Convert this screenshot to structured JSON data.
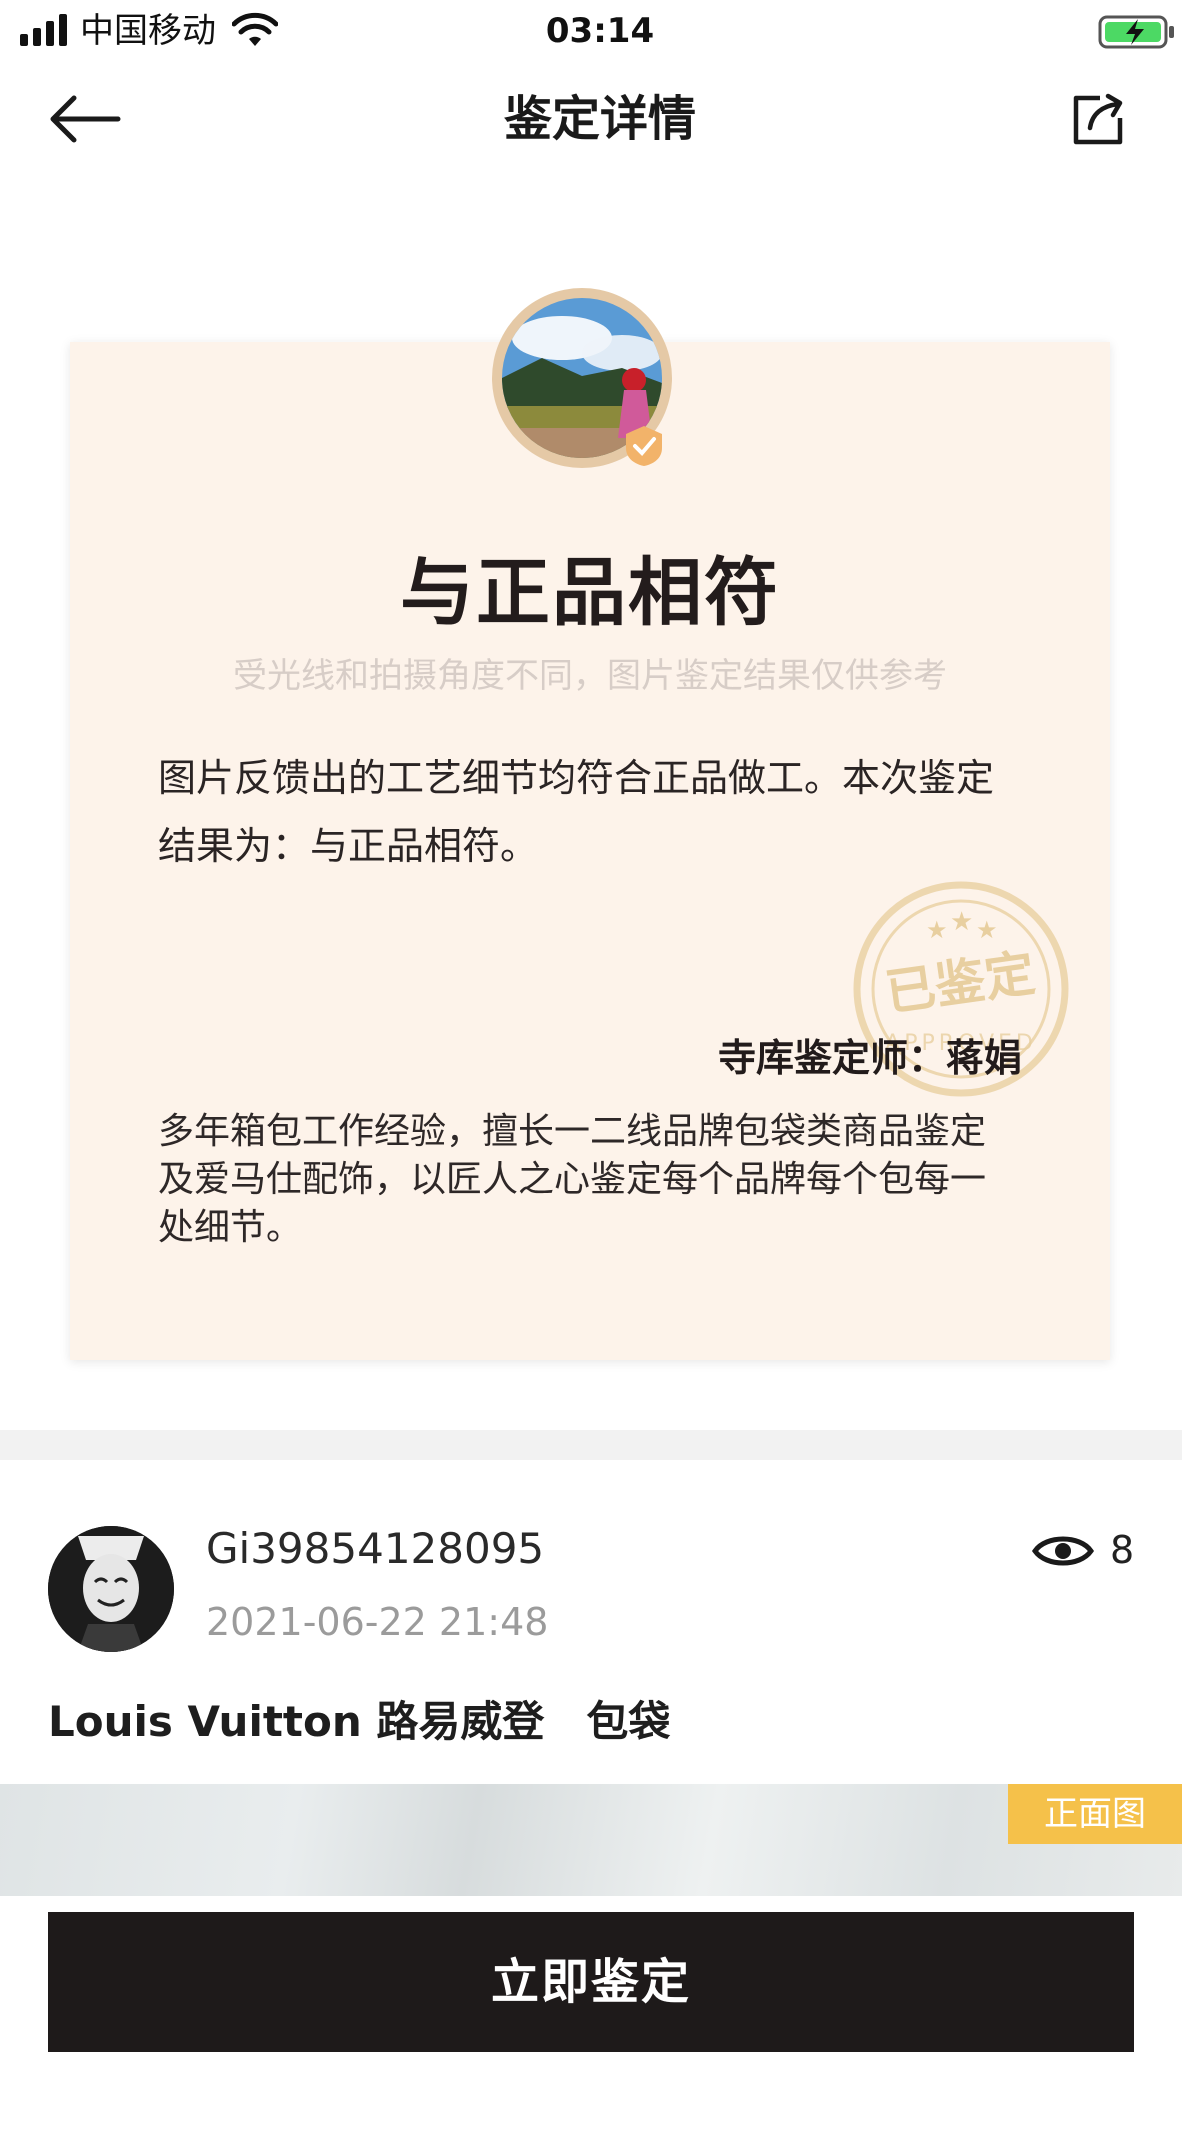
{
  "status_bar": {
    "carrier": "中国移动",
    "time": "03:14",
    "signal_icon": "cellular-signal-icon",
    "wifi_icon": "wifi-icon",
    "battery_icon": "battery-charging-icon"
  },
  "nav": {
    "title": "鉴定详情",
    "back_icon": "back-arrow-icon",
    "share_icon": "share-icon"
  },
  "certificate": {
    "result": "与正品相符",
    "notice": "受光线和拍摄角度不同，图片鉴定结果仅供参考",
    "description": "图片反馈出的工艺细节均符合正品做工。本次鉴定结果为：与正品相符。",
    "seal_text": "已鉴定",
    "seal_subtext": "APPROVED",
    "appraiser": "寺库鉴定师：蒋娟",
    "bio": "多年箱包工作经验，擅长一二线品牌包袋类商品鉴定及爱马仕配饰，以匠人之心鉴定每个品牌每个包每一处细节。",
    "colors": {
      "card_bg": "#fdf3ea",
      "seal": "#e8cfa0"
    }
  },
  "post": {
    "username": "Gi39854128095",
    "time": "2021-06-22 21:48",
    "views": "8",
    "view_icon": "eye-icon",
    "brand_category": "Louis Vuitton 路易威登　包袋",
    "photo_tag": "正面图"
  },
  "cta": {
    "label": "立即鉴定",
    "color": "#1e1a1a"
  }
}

- **What needs to be done**
Do not copy the pictures, but repeat every line exactly.

- **Output of the exercise**
Convert this screenshot to structured JSON data.
{
  "status_bar": {
    "carrier": "中国移动",
    "time": "03:14",
    "signal_icon": "cellular-signal-icon",
    "wifi_icon": "wifi-icon",
    "battery_icon": "battery-charging-icon"
  },
  "nav": {
    "title": "鉴定详情",
    "back_icon": "back-arrow-icon",
    "share_icon": "share-icon"
  },
  "certificate": {
    "result": "与正品相符",
    "notice": "受光线和拍摄角度不同，图片鉴定结果仅供参考",
    "description": "图片反馈出的工艺细节均符合正品做工。本次鉴定结果为：与正品相符。",
    "seal_text": "已鉴定",
    "seal_subtext": "APPROVED",
    "appraiser": "寺库鉴定师：蒋娟",
    "bio": "多年箱包工作经验，擅长一二线品牌包袋类商品鉴定及爱马仕配饰，以匠人之心鉴定每个品牌每个包每一处细节。",
    "colors": {
      "card_bg": "#fdf3ea",
      "seal": "#e8cfa0"
    }
  },
  "post": {
    "username": "Gi39854128095",
    "time": "2021-06-22 21:48",
    "views": "8",
    "view_icon": "eye-icon",
    "brand_category": "Louis Vuitton 路易威登　包袋",
    "photo_tag": "正面图"
  },
  "cta": {
    "label": "立即鉴定",
    "color": "#1e1a1a"
  }
}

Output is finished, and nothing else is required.